== DATA FOR THIS TASK

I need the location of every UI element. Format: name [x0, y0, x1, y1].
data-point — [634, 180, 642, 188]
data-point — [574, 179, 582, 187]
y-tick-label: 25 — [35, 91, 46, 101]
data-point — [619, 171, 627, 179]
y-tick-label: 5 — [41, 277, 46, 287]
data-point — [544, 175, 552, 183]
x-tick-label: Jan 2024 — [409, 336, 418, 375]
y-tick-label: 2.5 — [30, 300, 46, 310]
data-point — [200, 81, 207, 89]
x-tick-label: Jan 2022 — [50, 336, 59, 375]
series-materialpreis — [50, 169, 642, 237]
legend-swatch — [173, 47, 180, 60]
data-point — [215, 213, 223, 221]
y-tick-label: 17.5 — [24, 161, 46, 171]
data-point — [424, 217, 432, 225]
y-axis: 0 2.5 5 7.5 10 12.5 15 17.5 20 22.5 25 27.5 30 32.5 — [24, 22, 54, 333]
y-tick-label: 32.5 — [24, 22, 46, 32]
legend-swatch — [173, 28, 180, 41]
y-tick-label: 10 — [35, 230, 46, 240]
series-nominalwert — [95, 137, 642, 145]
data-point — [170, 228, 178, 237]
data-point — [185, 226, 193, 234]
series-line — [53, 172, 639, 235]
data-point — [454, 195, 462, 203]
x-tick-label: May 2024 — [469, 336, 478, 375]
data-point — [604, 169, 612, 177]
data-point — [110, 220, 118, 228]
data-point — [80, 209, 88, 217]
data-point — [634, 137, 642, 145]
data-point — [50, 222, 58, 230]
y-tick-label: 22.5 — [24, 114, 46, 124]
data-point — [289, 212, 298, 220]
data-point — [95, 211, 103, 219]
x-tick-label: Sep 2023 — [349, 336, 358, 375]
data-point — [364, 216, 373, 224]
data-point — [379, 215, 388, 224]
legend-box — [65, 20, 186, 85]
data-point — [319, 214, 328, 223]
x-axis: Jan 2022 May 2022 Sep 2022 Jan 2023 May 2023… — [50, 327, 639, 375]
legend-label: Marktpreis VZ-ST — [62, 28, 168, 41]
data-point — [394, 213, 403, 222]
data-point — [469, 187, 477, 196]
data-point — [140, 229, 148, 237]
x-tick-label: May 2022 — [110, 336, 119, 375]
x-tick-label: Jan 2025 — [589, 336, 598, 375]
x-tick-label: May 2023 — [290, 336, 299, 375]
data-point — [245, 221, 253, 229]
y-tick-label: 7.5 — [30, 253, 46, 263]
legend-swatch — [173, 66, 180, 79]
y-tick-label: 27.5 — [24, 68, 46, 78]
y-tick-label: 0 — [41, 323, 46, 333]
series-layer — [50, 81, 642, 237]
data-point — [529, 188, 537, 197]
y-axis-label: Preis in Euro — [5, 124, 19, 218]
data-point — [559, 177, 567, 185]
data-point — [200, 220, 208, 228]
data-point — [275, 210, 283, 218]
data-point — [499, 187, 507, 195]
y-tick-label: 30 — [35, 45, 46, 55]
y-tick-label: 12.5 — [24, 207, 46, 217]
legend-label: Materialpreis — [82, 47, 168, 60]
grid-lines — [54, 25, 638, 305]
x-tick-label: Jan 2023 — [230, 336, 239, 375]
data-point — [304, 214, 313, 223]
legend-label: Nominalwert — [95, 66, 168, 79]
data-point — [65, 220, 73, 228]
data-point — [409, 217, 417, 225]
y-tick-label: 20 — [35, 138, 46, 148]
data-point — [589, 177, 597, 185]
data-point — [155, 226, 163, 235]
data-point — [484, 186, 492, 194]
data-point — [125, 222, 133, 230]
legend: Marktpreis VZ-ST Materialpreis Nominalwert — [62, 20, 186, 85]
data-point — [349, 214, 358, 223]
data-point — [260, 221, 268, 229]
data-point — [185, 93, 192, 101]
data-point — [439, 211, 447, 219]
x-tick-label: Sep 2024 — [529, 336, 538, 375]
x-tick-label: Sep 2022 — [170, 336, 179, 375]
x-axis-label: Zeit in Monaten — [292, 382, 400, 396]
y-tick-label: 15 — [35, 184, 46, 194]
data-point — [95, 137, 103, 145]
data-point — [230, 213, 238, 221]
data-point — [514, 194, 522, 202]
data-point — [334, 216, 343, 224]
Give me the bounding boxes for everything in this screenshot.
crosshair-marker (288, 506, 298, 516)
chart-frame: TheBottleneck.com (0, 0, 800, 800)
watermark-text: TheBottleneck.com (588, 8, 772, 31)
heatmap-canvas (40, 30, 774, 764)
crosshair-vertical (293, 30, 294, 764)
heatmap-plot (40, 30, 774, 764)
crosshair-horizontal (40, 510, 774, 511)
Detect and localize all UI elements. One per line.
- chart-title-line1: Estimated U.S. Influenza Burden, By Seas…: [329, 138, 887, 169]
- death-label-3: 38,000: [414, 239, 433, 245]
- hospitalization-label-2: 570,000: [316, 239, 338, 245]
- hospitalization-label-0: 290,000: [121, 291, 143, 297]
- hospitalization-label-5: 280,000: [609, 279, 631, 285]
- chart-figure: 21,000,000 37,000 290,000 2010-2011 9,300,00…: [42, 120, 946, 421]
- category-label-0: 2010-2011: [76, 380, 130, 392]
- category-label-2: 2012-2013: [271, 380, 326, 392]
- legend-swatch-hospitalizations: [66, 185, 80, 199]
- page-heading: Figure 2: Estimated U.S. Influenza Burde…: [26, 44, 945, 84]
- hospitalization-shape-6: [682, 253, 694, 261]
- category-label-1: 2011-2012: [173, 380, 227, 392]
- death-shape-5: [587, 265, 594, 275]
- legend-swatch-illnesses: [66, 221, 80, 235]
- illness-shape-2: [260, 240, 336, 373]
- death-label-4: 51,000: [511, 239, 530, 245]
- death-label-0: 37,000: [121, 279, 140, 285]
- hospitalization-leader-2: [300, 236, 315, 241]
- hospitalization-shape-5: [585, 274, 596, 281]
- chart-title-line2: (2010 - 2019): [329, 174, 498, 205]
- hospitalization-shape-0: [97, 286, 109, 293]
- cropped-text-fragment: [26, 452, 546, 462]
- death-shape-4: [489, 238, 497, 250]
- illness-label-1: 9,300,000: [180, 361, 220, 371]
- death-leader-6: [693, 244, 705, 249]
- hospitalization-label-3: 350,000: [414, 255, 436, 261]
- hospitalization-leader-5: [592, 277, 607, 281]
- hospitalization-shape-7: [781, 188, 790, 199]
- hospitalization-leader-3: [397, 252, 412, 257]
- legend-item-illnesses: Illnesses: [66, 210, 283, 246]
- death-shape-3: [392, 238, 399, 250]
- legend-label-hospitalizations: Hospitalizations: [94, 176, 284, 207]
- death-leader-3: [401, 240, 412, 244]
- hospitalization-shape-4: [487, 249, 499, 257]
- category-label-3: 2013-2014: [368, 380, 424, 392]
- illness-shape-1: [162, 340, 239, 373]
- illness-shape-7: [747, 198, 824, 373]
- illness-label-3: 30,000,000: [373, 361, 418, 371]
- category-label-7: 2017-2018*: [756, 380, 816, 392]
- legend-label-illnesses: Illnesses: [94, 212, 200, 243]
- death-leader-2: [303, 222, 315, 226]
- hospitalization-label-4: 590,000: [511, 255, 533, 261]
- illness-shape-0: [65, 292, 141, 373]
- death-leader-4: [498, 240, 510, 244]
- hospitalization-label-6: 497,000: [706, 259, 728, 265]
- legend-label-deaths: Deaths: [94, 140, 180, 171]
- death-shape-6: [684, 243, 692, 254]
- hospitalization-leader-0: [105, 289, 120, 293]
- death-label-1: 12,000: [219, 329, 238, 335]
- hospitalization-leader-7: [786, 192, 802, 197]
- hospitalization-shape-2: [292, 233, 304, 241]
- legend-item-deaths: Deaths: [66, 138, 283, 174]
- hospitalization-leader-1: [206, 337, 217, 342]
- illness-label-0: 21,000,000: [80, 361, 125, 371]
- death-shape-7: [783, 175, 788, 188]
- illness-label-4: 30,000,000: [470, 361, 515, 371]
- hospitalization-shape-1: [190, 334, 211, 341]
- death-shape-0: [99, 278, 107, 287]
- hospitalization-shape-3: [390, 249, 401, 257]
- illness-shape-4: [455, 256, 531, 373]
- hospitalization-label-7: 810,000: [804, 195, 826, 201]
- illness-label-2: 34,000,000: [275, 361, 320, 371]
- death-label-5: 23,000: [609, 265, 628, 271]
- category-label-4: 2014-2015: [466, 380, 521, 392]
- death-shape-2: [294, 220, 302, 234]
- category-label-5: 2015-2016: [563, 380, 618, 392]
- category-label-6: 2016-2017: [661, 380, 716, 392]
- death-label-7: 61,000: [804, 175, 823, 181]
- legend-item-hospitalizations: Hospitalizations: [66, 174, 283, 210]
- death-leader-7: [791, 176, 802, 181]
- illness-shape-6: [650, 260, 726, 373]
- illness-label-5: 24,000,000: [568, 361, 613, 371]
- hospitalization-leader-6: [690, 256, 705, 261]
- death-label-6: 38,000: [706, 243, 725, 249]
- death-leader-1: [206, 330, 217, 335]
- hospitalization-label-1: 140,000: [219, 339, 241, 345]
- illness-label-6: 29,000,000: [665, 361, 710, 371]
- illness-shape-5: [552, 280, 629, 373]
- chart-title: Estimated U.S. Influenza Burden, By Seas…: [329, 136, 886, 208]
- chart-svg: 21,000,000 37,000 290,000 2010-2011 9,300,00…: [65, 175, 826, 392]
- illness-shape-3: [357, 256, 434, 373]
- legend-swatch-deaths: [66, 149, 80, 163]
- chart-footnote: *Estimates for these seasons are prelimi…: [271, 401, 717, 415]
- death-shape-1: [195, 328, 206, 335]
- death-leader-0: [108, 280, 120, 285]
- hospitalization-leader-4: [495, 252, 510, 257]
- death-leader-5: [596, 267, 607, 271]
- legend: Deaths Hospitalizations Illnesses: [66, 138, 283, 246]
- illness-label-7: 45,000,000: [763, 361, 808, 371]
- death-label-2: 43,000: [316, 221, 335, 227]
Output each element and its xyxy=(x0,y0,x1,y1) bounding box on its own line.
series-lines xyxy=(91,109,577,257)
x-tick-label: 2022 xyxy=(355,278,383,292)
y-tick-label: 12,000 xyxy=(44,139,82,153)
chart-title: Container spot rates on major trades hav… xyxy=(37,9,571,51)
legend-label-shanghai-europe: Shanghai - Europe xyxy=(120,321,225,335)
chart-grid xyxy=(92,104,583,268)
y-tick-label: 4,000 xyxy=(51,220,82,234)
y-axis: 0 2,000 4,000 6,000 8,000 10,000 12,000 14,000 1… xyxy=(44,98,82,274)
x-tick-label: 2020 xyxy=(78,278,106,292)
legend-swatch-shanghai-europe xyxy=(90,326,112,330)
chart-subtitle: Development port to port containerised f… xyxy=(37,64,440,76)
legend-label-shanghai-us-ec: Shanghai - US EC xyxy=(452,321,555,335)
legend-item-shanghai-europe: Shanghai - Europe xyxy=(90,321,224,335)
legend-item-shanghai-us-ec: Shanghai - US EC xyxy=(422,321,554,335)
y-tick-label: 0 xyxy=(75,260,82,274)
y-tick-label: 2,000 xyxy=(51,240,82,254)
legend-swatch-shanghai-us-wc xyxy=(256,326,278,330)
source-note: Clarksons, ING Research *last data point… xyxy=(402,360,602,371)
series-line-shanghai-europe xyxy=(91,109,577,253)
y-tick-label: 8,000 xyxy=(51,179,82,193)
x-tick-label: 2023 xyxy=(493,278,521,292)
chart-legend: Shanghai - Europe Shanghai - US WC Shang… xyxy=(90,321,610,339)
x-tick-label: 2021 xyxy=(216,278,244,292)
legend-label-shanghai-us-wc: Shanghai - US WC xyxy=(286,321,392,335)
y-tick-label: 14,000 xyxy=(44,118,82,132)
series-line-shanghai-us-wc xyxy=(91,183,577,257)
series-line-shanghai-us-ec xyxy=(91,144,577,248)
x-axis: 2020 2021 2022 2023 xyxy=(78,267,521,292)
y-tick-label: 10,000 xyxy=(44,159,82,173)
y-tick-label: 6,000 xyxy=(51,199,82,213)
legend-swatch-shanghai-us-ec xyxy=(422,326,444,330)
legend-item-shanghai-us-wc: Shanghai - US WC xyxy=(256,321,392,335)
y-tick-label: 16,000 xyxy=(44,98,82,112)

====

• _TASK TO CARRY OUT_
Starting at the first line of the records above and ending at the line that contains "legend-swatch — [173, 66, 180, 79]", render those lines as a numbered list, skipping any blank lines.

• _EXERCISE SOLUTION_
1. I need the location of every UI element. Format: name [x0, y0, x1, y1].
2. data-point — [634, 180, 642, 188]
3. data-point — [574, 179, 582, 187]
4. y-tick-label: 25 — [35, 91, 46, 101]
5. data-point — [619, 171, 627, 179]
6. y-tick-label: 5 — [41, 277, 46, 287]
7. data-point — [544, 175, 552, 183]
8. x-tick-label: Jan 2024 — [409, 336, 418, 375]
9. y-tick-label: 2.5 — [30, 300, 46, 310]
10. data-point — [200, 81, 207, 89]
11. x-tick-label: Jan 2022 — [50, 336, 59, 375]
12. series-materialpreis — [50, 169, 642, 237]
13. legend-swatch — [173, 47, 180, 60]
14. data-point — [215, 213, 223, 221]
15. y-tick-label: 17.5 — [24, 161, 46, 171]
16. data-point — [424, 217, 432, 225]
17. y-axis: 0 2.5 5 7.5 10 12.5 15 17.5 20 22.5 25 27.5 30 32.5 — [24, 22, 54, 333]
18. y-tick-label: 32.5 — [24, 22, 46, 32]
19. legend-swatch — [173, 28, 180, 41]
20. y-tick-label: 10 — [35, 230, 46, 240]
21. series-nominalwert — [95, 137, 642, 145]
22. data-point — [170, 228, 178, 237]
23. data-point — [185, 226, 193, 234]
24. series-line — [53, 172, 639, 235]
25. data-point — [454, 195, 462, 203]
26. x-tick-label: May 2024 — [469, 336, 478, 375]
27. data-point — [604, 169, 612, 177]
28. data-point — [110, 220, 118, 228]
29. data-point — [80, 209, 88, 217]
30. data-point — [634, 137, 642, 145]
31. data-point — [50, 222, 58, 230]
32. y-tick-label: 22.5 — [24, 114, 46, 124]
33. data-point — [289, 212, 298, 220]
34. data-point — [95, 211, 103, 219]
35. x-tick-label: Sep 2023 — [349, 336, 358, 375]
36. data-point — [364, 216, 373, 224]
37. data-point — [379, 215, 388, 224]
38. legend-box — [65, 20, 186, 85]
39. data-point — [319, 214, 328, 223]
40. x-axis: Jan 2022 May 2022 Sep 2022 Jan 2023 May 2023… — [50, 327, 639, 375]
41. legend-label: Marktpreis VZ-ST — [62, 28, 168, 41]
42. data-point — [394, 213, 403, 222]
43. data-point — [469, 187, 477, 196]
44. data-point — [140, 229, 148, 237]
45. x-tick-label: May 2022 — [110, 336, 119, 375]
46. x-tick-label: Jan 2025 — [589, 336, 598, 375]
47. x-tick-label: May 2023 — [290, 336, 299, 375]
48. data-point — [245, 221, 253, 229]
49. y-tick-label: 7.5 — [30, 253, 46, 263]
50. legend-swatch — [173, 66, 180, 79]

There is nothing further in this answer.